**Extracted records:**
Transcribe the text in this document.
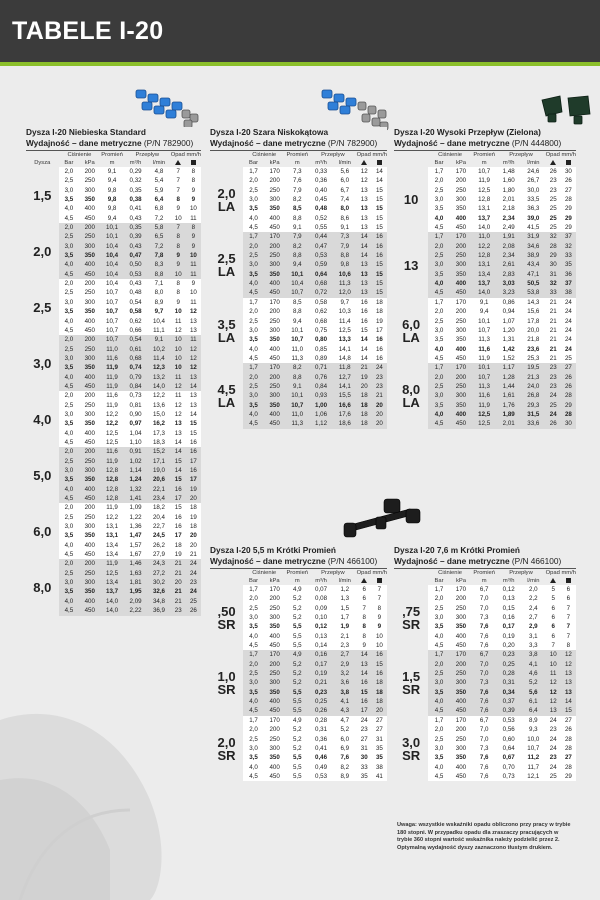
TABELE I-20
Dysza I-20 Niebieska Standard
Wydajność – dane metryczne (P/N 782900)
	Ciśnienie		Promień	Przepływ		Opad mm/h	
Dysza	Bar	kPa	m	m³/h	l/min		

1,5	2,0	200	9,1	0,29	4,8	7	8
	2,5	250	9,4	0,32	5,4	7	8
	3,0	300	9,8	0,35	5,9	7	9
	3,5	350	9,8	0,38	6,4	8	9
	4,0	400	9,8	0,41	6,8	9	10
	4,5	450	9,4	0,43	7,2	10	11

2,0	2,0	200	10,1	0,35	5,8	7	8
	2,5	250	10,1	0,39	6,5	8	9
	3,0	300	10,4	0,43	7,2	8	9
	3,5	350	10,4	0,47	7,8	9	10
	4,0	400	10,4	0,50	8,3	9	11
	4,5	450	10,4	0,53	8,8	10	11

2,5	2,0	200	10,4	0,43	7,1	8	9
	2,5	250	10,7	0,48	8,0	8	10
	3,0	300	10,7	0,54	8,9	9	11
	3,5	350	10,7	0,58	9,7	10	12
	4,0	400	10,7	0,62	10,4	11	13
	4,5	450	10,7	0,66	11,1	12	13

3,0	2,0	200	10,7	0,54	9,1	10	11
	2,5	250	11,0	0,61	10,2	10	12
	3,0	300	11,6	0,68	11,4	10	12
	3,5	350	11,9	0,74	12,3	10	12
	4,0	400	11,9	0,79	13,2	11	13
	4,5	450	11,9	0,84	14,0	12	14

4,0	2,0	200	11,6	0,73	12,2	11	13
	2,5	250	11,9	0,81	13,6	12	13
	3,0	300	12,2	0,90	15,0	12	14
	3,5	350	12,2	0,97	16,2	13	15
	4,0	400	12,5	1,04	17,3	13	15
	4,5	450	12,5	1,10	18,3	14	16

5,0	2,0	200	11,6	0,91	15,2	14	16
	2,5	250	11,9	1,02	17,1	15	17
	3,0	300	12,8	1,14	19,0	14	16
	3,5	350	12,8	1,24	20,6	15	17
	4,0	400	12,8	1,32	22,1	16	19
	4,5	450	12,8	1,41	23,4	17	20

6,0	2,0	200	11,9	1,09	18,2	15	18
	2,5	250	12,2	1,22	20,4	16	19
	3,0	300	13,1	1,36	22,7	16	18
	3,5	350	13,1	1,47	24,5	17	20
	4,0	400	13,4	1,57	26,2	18	20
	4,5	450	13,4	1,67	27,9	19	21

8,0	2,0	200	11,9	1,46	24,3	21	24
	2,5	250	12,5	1,63	27,2	21	24
	3,0	300	13,4	1,81	30,2	20	23
	3,5	350	13,7	1,95	32,6	21	24
	4,0	400	14,0	2,09	34,8	21	25
	4,5	450	14,0	2,22	36,9	23	26
Dysza I-20 Szara Niskokątowa
Wydajność – dane metryczne (P/N 782900)
	Ciśnienie		Promień	Przepływ		Opad mm/h	
	Bar	kPa	m	m³/h	l/min		

2,0
LA	1,7	170	7,3	0,33	5,6	12	14
	2,0	200	7,6	0,36	6,0	12	14
	2,5	250	7,9	0,40	6,7	13	15
	3,0	300	8,2	0,45	7,4	13	15
	3,5	350	8,5	0,48	8,0	13	15
	4,0	400	8,8	0,52	8,6	13	15
	4,5	450	9,1	0,55	9,1	13	15

2,5
LA	1,7	170	7,9	0,44	7,3	14	16
	2,0	200	8,2	0,47	7,9	14	16
	2,5	250	8,8	0,53	8,8	14	16
	3,0	300	9,4	0,59	9,8	13	15
	3,5	350	10,1	0,64	10,6	13	15
	4,0	400	10,4	0,68	11,3	13	15
	4,5	450	10,7	0,72	12,0	13	15

3,5
LA	1,7	170	8,5	0,58	9,7	16	18
	2,0	200	8,8	0,62	10,3	16	18
	2,5	250	9,4	0,68	11,4	16	19
	3,0	300	10,1	0,75	12,5	15	17
	3,5	350	10,7	0,80	13,3	14	16
	4,0	400	11,0	0,85	14,1	14	16
	4,5	450	11,3	0,89	14,8	14	16

4,5
LA	1,7	170	8,2	0,71	11,8	21	24
	2,0	200	8,8	0,76	12,7	19	23
	2,5	250	9,1	0,84	14,1	20	23
	3,0	300	10,1	0,93	15,5	18	21
	3,5	350	10,7	1,00	16,6	18	20
	4,0	400	11,0	1,06	17,6	18	20
	4,5	450	11,3	1,12	18,6	18	20
Dysza I-20 Wysoki Przepływ (Zielona)
Wydajność – dane metryczne (P/N 444800)
	Ciśnienie		Promień	Przepływ		Opad mm/h	
	Bar	kPa	m	m³/h	l/min		

10	1,7	170	10,7	1,48	24,6	26	30
	2,0	200	11,9	1,60	26,7	23	26
	2,5	250	12,5	1,80	30,0	23	27
	3,0	300	12,8	2,01	33,5	25	28
	3,5	350	13,1	2,18	36,3	25	29
	4,0	400	13,7	2,34	39,0	25	29
	4,5	450	14,0	2,49	41,5	25	29

13	1,7	170	11,0	1,91	31,9	32	37
	2,0	200	12,2	2,08	34,6	28	32
	2,5	250	12,8	2,34	38,9	29	33
	3,0	300	13,1	2,61	43,4	30	35
	3,5	350	13,4	2,83	47,1	31	36
	4,0	400	13,7	3,03	50,5	32	37
	4,5	450	14,0	3,23	53,8	33	38

6,0
LA	1,7	170	9,1	0,86	14,3	21	24
	2,0	200	9,4	0,94	15,6	21	24
	2,5	250	10,1	1,07	17,8	21	24
	3,0	300	10,7	1,20	20,0	21	24
	3,5	350	11,3	1,31	21,8	21	24
	4,0	400	11,6	1,42	23,6	21	24
	4,5	450	11,9	1,52	25,3	21	25

8,0
LA	1,7	170	10,1	1,17	19,5	23	27
	2,0	200	10,7	1,28	21,3	23	26
	2,5	250	11,3	1,44	24,0	23	26
	3,0	300	11,6	1,61	26,8	24	28
	3,5	350	11,9	1,76	29,3	25	29
	4,0	400	12,5	1,89	31,5	24	28
	4,5	450	12,5	2,01	33,6	26	30
Dysza I-20 5,5 m Krótki Promień
Wydajność – dane metryczne (P/N 466100)
	Ciśnienie		Promień	Przepływ		Opad mm/h	
	Bar	kPa	m	m³/h	l/min		

,50
SR	1,7	170	4,9	0,07	1,2	6	7
	2,0	200	5,2	0,08	1,3	6	7
	2,5	250	5,2	0,09	1,5	7	8
	3,0	300	5,2	0,10	1,7	8	9
	3,5	350	5,5	0,12	1,9	8	9
	4,0	400	5,5	0,13	2,1	8	10
	4,5	450	5,5	0,14	2,3	9	10

1,0
SR	1,7	170	4,9	0,16	2,7	14	16
	2,0	200	5,2	0,17	2,9	13	15
	2,5	250	5,2	0,19	3,2	14	16
	3,0	300	5,2	0,21	3,6	16	18
	3,5	350	5,5	0,23	3,8	15	18
	4,0	400	5,5	0,25	4,1	16	18
	4,5	450	5,5	0,26	4,3	17	20

2,0
SR	1,7	170	4,9	0,28	4,7	24	27
	2,0	200	5,2	0,31	5,2	23	27
	2,5	250	5,2	0,36	6,0	27	31
	3,0	300	5,2	0,41	6,9	31	35
	3,5	350	5,5	0,46	7,6	30	35
	4,0	400	5,5	0,49	8,2	33	38
	4,5	450	5,5	0,53	8,9	35	41
Dysza I-20 7,6 m Krótki Promień
Wydajność – dane metryczne (P/N 466100)
	Ciśnienie		Promień	Przepływ		Opad mm/h	
	Bar	kPa	m	m³/h	l/min		

,75
SR	1,7	170	6,7	0,12	2,0	5	6
	2,0	200	7,0	0,13	2,2	5	6
	2,5	250	7,0	0,15	2,4	6	7
	3,0	300	7,3	0,16	2,7	6	7
	3,5	350	7,6	0,17	2,9	6	7
	4,0	400	7,6	0,19	3,1	6	7
	4,5	450	7,6	0,20	3,3	7	8

1,5
SR	1,7	170	6,7	0,23	3,8	10	12
	2,0	200	7,0	0,25	4,1	10	12
	2,5	250	7,0	0,28	4,6	11	13
	3,0	300	7,3	0,31	5,2	12	13
	3,5	350	7,6	0,34	5,6	12	13
	4,0	400	7,6	0,37	6,1	12	14
	4,5	450	7,6	0,39	6,4	13	15

3,0
SR	1,7	170	6,7	0,53	8,9	24	27
	2,0	200	7,0	0,56	9,3	23	26
	2,5	250	7,0	0,60	10,0	24	28
	3,0	300	7,3	0,64	10,7	24	28
	3,5	350	7,6	0,67	11,2	23	27
	4,0	400	7,6	0,70	11,7	24	28
	4,5	450	7,6	0,73	12,1	25	29
Uwaga: wszystkie wskaźniki opadu obliczono przy pracy w trybie 180 stopni. W przypadku opadu dla zraszaczy pracujących w trybie 360 stopni wartość wskaźnika należy podzielić przez 2. Optymalną wydajność dyszy zaznaczono tłustym drukiem.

**Exercise aim:**
In the listing, find every line containing the word "Krótki" and list it.

**Reply:**
Dysza I-20 5,5 m Krótki Promień
Dysza I-20 7,6 m Krótki Promień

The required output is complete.